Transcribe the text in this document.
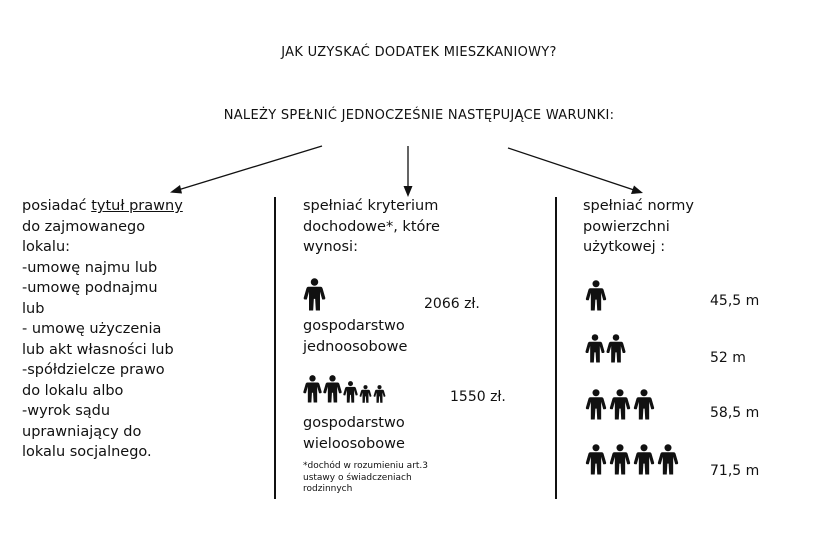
JAK UZYSKAĆ DODATEK MIESZKANIOWY?
NALEŻY SPEŁNIĆ JEDNOCZEŚNIE NASTĘPUJĄCE WARUNKI:
posiadać tytuł prawny
do zajmowanego
lokalu:
-umowę najmu lub
-umowę podnajmu
lub
- umowę użyczenia
lub akt własności lub
-spółdzielcze prawo
do lokalu albo
-wyrok sądu
uprawniający do
lokalu socjalnego.
spełniać kryterium
dochodowe*, które
wynosi:
2066 zł.
gospodarstwo
jednoosobowe
1550 zł.
gospodarstwo
wieloosobowe
*dochód w rozumieniu art.3
ustawy o świadczeniach
rodzinnych
spełniać normy
powierzchni
użytkowej :
45,5 m
52 m
58,5 m
71,5 m
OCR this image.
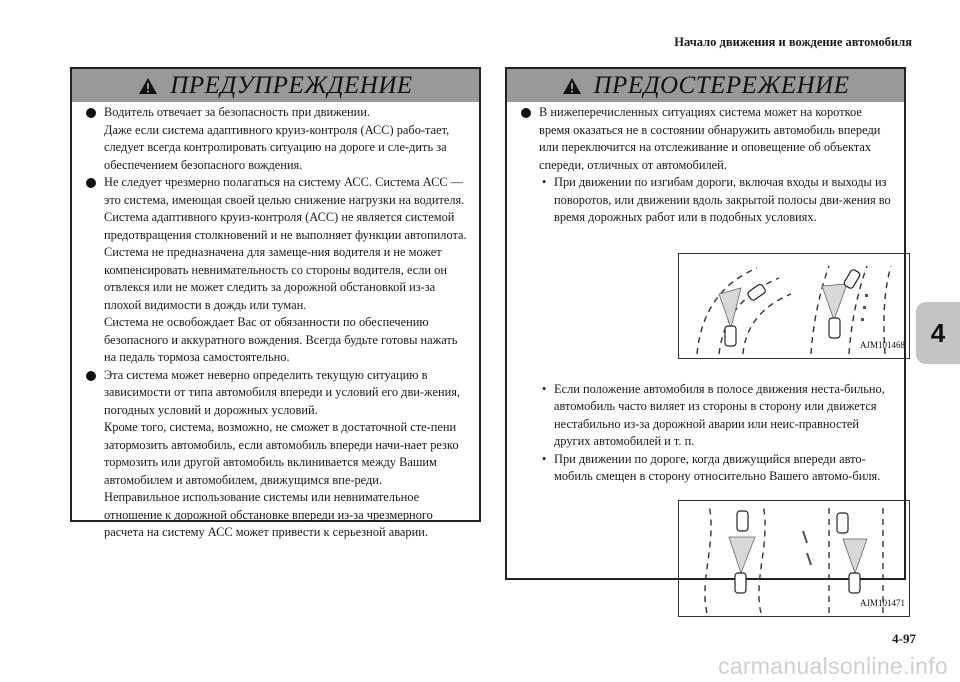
Начало движения и вождение автомобиля
ПРЕДУПРЕЖДЕНИЕ

Водитель отвечает за безопасность при движении.

Даже если система адаптивного круиз-контроля (АСС) рабо-тает, следует всегда контролировать ситуацию на дороге и сле-дить за обеспечением безопасного вождения.

Не следует чрезмерно полагаться на систему АСС. Система АСС — это система, имеющая своей целью снижение нагрузки на водителя.

Система адаптивного круиз-контроля (АСС) не является системой предотвращения столкновений и не выполняет функции автопилота. Система не предназначена для замеще-ния водителя и не может компенсировать невнимательность со стороны водителя, если он отвлекся или не может следить за дорожной обстановкой из-за плохой видимости в дождь или туман.

Система не освобождает Вас от обязанности по обеспечению безопасного и аккуратного вождения. Всегда будьте готовы нажать на педаль тормоза самостоятельно.

Эта система может неверно определить текущую ситуацию в зависимости от типа автомобиля впереди и условий его дви-жения, погодных условий и дорожных условий.

Кроме того, система, возможно, не сможет в достаточной сте-пени затормозить автомобиль, если автомобиль впереди начи-нает резко тормозить или другой автомобиль вклинивается между Вашим автомобилем и автомобилем, движущимся впе-реди.

Неправильное использование системы или невнимательное отношение к дорожной обстановке впереди из-за чрезмерного расчета на систему АСС может привести к серьезной аварии.

ПРЕДОСТЕРЕЖЕНИЕ

В нижеперечисленных ситуациях система может на короткое время оказаться не в состоянии обнаружить автомобиль впереди или переключится на отслеживание и оповещение об объектах спереди, отличных от автомобилей.

• При движении по изгибам дороги, включая входы и выходы из поворотов, или движении вдоль закрытой полосы дви-жения во время дорожных работ или в подобных условиях.

AJM101468
• Если положение автомобиля в полосе движения неста-бильно, автомобиль часто виляет из стороны в сторону или движется нестабильно из-за дорожной аварии или неис-правностей других автомобилей и т. п.

• При движении по дороге, когда движущийся впереди авто-мобиль смещен в сторону относительно Вашего автомо-биля.

AJM101471
4
4-97
carmanualsonline.info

····················

Read the data above. Pull out each line in which the string "контроля" appears.

Даже если система адаптивного круиз-контроля (АСС) рабо-тает, следует всегда контролировать ситуацию на дороге и сле-дить за обеспечением безопасного вождения.
Система адаптивного круиз-контроля (АСС) не является системой предотвращения столкновений и не выполняет функции автопилота. Система не предназначена для замеще-ния водителя и не может компенсировать невнимательность со стороны водителя, если он отвлекся или не может следить за дорожной обстановкой из-за плохой видимости в дождь или туман.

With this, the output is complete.